**Records for the exercise**
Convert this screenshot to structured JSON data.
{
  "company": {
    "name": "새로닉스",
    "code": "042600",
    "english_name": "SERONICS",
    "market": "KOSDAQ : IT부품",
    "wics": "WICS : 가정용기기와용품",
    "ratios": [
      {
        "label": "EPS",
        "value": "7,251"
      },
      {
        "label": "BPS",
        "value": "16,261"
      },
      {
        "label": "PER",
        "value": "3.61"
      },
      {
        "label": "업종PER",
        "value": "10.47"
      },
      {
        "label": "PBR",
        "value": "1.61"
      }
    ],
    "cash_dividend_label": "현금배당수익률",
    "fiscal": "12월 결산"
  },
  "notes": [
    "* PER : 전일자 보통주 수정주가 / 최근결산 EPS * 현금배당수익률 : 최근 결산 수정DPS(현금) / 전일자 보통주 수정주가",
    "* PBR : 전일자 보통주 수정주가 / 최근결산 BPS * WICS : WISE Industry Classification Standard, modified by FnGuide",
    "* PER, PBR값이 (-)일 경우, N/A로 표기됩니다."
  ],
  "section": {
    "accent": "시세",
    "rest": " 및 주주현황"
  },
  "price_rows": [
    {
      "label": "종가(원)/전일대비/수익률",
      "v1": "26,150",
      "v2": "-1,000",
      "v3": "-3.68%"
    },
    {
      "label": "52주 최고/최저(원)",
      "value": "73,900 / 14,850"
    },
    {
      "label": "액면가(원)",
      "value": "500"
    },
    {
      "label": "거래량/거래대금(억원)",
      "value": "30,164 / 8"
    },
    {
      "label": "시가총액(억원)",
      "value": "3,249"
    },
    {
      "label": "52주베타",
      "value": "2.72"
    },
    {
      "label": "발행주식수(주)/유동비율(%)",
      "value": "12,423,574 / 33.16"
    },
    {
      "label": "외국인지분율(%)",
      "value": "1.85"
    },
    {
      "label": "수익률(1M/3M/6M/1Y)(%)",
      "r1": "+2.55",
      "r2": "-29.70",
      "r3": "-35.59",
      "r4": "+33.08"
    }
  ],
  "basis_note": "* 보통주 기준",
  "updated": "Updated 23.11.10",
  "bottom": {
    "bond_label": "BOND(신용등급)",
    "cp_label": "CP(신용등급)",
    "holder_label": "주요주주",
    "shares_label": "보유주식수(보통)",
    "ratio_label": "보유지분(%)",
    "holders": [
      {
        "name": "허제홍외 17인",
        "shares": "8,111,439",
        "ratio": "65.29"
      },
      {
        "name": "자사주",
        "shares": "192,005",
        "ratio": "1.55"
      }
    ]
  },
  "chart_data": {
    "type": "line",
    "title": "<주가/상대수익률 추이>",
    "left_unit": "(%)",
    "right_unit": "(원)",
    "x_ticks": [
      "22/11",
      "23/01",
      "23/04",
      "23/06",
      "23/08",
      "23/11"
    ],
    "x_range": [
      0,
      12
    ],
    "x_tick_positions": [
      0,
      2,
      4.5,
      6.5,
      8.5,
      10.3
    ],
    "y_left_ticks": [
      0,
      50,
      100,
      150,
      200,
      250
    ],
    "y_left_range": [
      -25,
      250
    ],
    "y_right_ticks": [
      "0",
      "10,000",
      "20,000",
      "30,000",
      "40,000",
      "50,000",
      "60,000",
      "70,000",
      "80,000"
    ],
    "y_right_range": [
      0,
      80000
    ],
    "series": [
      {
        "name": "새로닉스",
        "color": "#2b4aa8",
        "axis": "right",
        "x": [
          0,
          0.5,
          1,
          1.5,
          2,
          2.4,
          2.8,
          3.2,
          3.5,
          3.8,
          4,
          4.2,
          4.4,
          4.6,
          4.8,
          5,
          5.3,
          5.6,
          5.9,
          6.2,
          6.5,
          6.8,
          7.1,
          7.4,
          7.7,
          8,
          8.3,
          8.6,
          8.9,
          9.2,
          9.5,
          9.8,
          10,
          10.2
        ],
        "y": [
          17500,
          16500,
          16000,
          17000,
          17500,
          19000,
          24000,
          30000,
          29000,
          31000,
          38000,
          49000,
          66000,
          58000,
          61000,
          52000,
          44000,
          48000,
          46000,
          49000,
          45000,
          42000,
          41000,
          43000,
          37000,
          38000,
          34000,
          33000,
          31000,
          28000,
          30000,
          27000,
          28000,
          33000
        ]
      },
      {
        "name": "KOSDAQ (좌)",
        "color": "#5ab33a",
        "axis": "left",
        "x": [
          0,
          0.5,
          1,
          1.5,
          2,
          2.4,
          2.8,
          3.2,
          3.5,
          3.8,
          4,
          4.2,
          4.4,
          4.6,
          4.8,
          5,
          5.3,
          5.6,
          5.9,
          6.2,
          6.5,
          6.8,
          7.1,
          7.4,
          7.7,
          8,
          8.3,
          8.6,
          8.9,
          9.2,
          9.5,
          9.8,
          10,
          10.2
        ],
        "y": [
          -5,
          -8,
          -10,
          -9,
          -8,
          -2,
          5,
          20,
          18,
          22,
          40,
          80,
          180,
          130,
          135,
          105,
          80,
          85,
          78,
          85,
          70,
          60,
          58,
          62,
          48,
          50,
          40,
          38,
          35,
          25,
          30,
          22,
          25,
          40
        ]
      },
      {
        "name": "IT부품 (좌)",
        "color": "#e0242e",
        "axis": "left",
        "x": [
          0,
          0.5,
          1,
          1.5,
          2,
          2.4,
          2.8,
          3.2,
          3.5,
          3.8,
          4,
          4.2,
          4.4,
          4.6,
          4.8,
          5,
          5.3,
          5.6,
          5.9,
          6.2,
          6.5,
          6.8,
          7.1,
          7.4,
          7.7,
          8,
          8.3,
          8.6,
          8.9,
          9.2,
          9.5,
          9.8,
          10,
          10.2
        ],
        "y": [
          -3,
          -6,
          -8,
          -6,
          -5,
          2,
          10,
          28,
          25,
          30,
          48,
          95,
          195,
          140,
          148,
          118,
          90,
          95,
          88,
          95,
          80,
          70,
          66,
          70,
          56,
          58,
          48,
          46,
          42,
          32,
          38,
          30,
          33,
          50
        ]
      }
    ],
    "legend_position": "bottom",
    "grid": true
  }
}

**Exercise**
Retype the records in full. Keep every line identical to the original.

**Output below**
Convert this screenshot to structured JSON data.
{
  "company": {
    "name": "새로닉스",
    "code": "042600",
    "english_name": "SERONICS",
    "market": "KOSDAQ : IT부품",
    "wics": "WICS : 가정용기기와용품",
    "ratios": [
      {
        "label": "EPS",
        "value": "7,251"
      },
      {
        "label": "BPS",
        "value": "16,261"
      },
      {
        "label": "PER",
        "value": "3.61"
      },
      {
        "label": "업종PER",
        "value": "10.47"
      },
      {
        "label": "PBR",
        "value": "1.61"
      }
    ],
    "cash_dividend_label": "현금배당수익률",
    "fiscal": "12월 결산"
  },
  "notes": [
    "* PER : 전일자 보통주 수정주가 / 최근결산 EPS * 현금배당수익률 : 최근 결산 수정DPS(현금) / 전일자 보통주 수정주가",
    "* PBR : 전일자 보통주 수정주가 / 최근결산 BPS * WICS : WISE Industry Classification Standard, modified by FnGuide",
    "* PER, PBR값이 (-)일 경우, N/A로 표기됩니다."
  ],
  "section": {
    "accent": "시세",
    "rest": " 및 주주현황"
  },
  "price_rows": [
    {
      "label": "종가(원)/전일대비/수익률",
      "v1": "26,150",
      "v2": "-1,000",
      "v3": "-3.68%"
    },
    {
      "label": "52주 최고/최저(원)",
      "value": "73,900 / 14,850"
    },
    {
      "label": "액면가(원)",
      "value": "500"
    },
    {
      "label": "거래량/거래대금(억원)",
      "value": "30,164 / 8"
    },
    {
      "label": "시가총액(억원)",
      "value": "3,249"
    },
    {
      "label": "52주베타",
      "value": "2.72"
    },
    {
      "label": "발행주식수(주)/유동비율(%)",
      "value": "12,423,574 / 33.16"
    },
    {
      "label": "외국인지분율(%)",
      "value": "1.85"
    },
    {
      "label": "수익률(1M/3M/6M/1Y)(%)",
      "r1": "+2.55",
      "r2": "-29.70",
      "r3": "-35.59",
      "r4": "+33.08"
    }
  ],
  "basis_note": "* 보통주 기준",
  "updated": "Updated 23.11.10",
  "bottom": {
    "bond_label": "BOND(신용등급)",
    "cp_label": "CP(신용등급)",
    "holder_label": "주요주주",
    "shares_label": "보유주식수(보통)",
    "ratio_label": "보유지분(%)",
    "holders": [
      {
        "name": "허제홍외 17인",
        "shares": "8,111,439",
        "ratio": "65.29"
      },
      {
        "name": "자사주",
        "shares": "192,005",
        "ratio": "1.55"
      }
    ]
  },
  "chart_data": {
    "type": "line",
    "title": "<주가/상대수익률 추이>",
    "left_unit": "(%)",
    "right_unit": "(원)",
    "x_ticks": [
      "22/11",
      "23/01",
      "23/04",
      "23/06",
      "23/08",
      "23/11"
    ],
    "x_range": [
      0,
      12
    ],
    "x_tick_positions": [
      0,
      2,
      4.5,
      6.5,
      8.5,
      10.3
    ],
    "y_left_ticks": [
      0,
      50,
      100,
      150,
      200,
      250
    ],
    "y_left_range": [
      -25,
      250
    ],
    "y_right_ticks": [
      "0",
      "10,000",
      "20,000",
      "30,000",
      "40,000",
      "50,000",
      "60,000",
      "70,000",
      "80,000"
    ],
    "y_right_range": [
      0,
      80000
    ],
    "series": [
      {
        "name": "새로닉스",
        "color": "#2b4aa8",
        "axis": "right",
        "x": [
          0,
          0.5,
          1,
          1.5,
          2,
          2.4,
          2.8,
          3.2,
          3.5,
          3.8,
          4,
          4.2,
          4.4,
          4.6,
          4.8,
          5,
          5.3,
          5.6,
          5.9,
          6.2,
          6.5,
          6.8,
          7.1,
          7.4,
          7.7,
          8,
          8.3,
          8.6,
          8.9,
          9.2,
          9.5,
          9.8,
          10,
          10.2
        ],
        "y": [
          17500,
          16500,
          16000,
          17000,
          17500,
          19000,
          24000,
          30000,
          29000,
          31000,
          38000,
          49000,
          66000,
          58000,
          61000,
          52000,
          44000,
          48000,
          46000,
          49000,
          45000,
          42000,
          41000,
          43000,
          37000,
          38000,
          34000,
          33000,
          31000,
          28000,
          30000,
          27000,
          28000,
          33000
        ]
      },
      {
        "name": "KOSDAQ (좌)",
        "color": "#5ab33a",
        "axis": "left",
        "x": [
          0,
          0.5,
          1,
          1.5,
          2,
          2.4,
          2.8,
          3.2,
          3.5,
          3.8,
          4,
          4.2,
          4.4,
          4.6,
          4.8,
          5,
          5.3,
          5.6,
          5.9,
          6.2,
          6.5,
          6.8,
          7.1,
          7.4,
          7.7,
          8,
          8.3,
          8.6,
          8.9,
          9.2,
          9.5,
          9.8,
          10,
          10.2
        ],
        "y": [
          -5,
          -8,
          -10,
          -9,
          -8,
          -2,
          5,
          20,
          18,
          22,
          40,
          80,
          180,
          130,
          135,
          105,
          80,
          85,
          78,
          85,
          70,
          60,
          58,
          62,
          48,
          50,
          40,
          38,
          35,
          25,
          30,
          22,
          25,
          40
        ]
      },
      {
        "name": "IT부품 (좌)",
        "color": "#e0242e",
        "axis": "left",
        "x": [
          0,
          0.5,
          1,
          1.5,
          2,
          2.4,
          2.8,
          3.2,
          3.5,
          3.8,
          4,
          4.2,
          4.4,
          4.6,
          4.8,
          5,
          5.3,
          5.6,
          5.9,
          6.2,
          6.5,
          6.8,
          7.1,
          7.4,
          7.7,
          8,
          8.3,
          8.6,
          8.9,
          9.2,
          9.5,
          9.8,
          10,
          10.2
        ],
        "y": [
          -3,
          -6,
          -8,
          -6,
          -5,
          2,
          10,
          28,
          25,
          30,
          48,
          95,
          195,
          140,
          148,
          118,
          90,
          95,
          88,
          95,
          80,
          70,
          66,
          70,
          56,
          58,
          48,
          46,
          42,
          32,
          38,
          30,
          33,
          50
        ]
      }
    ],
    "legend_position": "bottom",
    "grid": true
  }
}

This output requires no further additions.